**REQUIRED TASK**
Filter out everything except lines holding "JSON".

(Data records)
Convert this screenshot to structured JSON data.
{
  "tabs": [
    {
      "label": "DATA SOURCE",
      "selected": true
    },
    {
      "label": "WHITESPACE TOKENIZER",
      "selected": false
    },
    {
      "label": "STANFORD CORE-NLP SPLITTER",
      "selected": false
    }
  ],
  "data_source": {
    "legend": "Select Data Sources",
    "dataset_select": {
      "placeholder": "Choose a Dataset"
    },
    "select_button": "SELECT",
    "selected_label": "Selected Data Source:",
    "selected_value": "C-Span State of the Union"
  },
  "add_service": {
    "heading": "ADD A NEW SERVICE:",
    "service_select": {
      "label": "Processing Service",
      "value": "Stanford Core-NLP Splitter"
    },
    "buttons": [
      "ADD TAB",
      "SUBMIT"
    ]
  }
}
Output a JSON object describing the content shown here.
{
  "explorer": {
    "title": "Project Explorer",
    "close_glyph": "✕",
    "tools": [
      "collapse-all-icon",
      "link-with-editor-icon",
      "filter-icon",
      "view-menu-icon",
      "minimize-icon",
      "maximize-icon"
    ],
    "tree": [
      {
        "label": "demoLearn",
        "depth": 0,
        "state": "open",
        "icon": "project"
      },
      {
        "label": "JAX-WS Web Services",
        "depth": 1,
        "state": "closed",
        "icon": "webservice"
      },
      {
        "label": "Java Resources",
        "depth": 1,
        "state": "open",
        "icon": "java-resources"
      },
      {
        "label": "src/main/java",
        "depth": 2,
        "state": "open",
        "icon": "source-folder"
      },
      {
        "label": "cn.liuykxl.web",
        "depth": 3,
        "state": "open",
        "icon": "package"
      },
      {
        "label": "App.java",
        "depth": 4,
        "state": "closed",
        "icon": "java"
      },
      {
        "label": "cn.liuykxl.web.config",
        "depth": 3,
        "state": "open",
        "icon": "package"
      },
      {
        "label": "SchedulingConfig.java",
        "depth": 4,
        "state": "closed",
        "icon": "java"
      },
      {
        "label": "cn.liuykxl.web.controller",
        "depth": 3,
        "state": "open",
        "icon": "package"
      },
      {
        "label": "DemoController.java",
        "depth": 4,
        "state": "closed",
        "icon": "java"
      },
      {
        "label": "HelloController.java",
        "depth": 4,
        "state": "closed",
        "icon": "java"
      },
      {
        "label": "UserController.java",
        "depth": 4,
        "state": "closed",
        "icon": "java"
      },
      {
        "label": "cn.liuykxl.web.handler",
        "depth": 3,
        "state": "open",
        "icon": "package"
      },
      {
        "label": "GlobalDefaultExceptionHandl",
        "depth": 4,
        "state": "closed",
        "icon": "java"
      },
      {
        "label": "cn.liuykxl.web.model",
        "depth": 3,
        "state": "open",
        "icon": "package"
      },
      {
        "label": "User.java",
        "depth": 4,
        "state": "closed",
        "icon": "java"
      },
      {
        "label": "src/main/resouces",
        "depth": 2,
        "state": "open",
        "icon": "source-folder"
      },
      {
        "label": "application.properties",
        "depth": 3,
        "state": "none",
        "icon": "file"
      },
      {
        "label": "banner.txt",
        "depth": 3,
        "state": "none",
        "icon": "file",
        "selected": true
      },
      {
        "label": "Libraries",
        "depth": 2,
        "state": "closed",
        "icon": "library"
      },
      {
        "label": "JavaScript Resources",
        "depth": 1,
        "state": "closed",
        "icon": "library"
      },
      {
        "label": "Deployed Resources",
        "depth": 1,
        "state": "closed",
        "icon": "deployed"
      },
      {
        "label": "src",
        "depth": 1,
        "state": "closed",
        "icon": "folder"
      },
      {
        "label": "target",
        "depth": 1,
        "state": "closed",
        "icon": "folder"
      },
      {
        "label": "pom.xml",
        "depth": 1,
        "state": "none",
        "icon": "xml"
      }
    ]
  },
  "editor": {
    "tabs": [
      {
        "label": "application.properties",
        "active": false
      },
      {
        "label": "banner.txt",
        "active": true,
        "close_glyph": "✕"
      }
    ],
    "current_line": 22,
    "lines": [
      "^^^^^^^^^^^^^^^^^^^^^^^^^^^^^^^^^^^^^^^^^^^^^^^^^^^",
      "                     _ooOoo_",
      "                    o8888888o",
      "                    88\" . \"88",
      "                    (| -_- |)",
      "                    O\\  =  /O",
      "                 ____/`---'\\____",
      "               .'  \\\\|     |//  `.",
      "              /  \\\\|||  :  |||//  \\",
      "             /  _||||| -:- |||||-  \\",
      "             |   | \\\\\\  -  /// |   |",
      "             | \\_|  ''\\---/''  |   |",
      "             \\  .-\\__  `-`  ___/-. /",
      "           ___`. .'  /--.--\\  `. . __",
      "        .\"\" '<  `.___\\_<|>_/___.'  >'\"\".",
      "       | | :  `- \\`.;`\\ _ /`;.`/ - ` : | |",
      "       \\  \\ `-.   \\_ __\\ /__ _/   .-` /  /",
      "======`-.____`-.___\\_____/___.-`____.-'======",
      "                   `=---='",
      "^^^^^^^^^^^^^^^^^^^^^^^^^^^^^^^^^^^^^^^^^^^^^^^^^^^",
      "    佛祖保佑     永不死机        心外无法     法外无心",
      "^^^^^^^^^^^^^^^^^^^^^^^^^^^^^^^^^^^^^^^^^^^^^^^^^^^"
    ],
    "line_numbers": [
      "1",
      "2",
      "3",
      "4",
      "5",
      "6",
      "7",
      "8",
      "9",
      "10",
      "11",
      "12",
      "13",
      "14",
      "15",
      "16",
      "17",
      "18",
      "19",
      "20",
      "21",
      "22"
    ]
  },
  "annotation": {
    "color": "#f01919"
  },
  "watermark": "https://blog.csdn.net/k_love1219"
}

**FULL SOLUTION**
Convert this screenshot to structured JSON data.
Output a JSON object describing the content shown here.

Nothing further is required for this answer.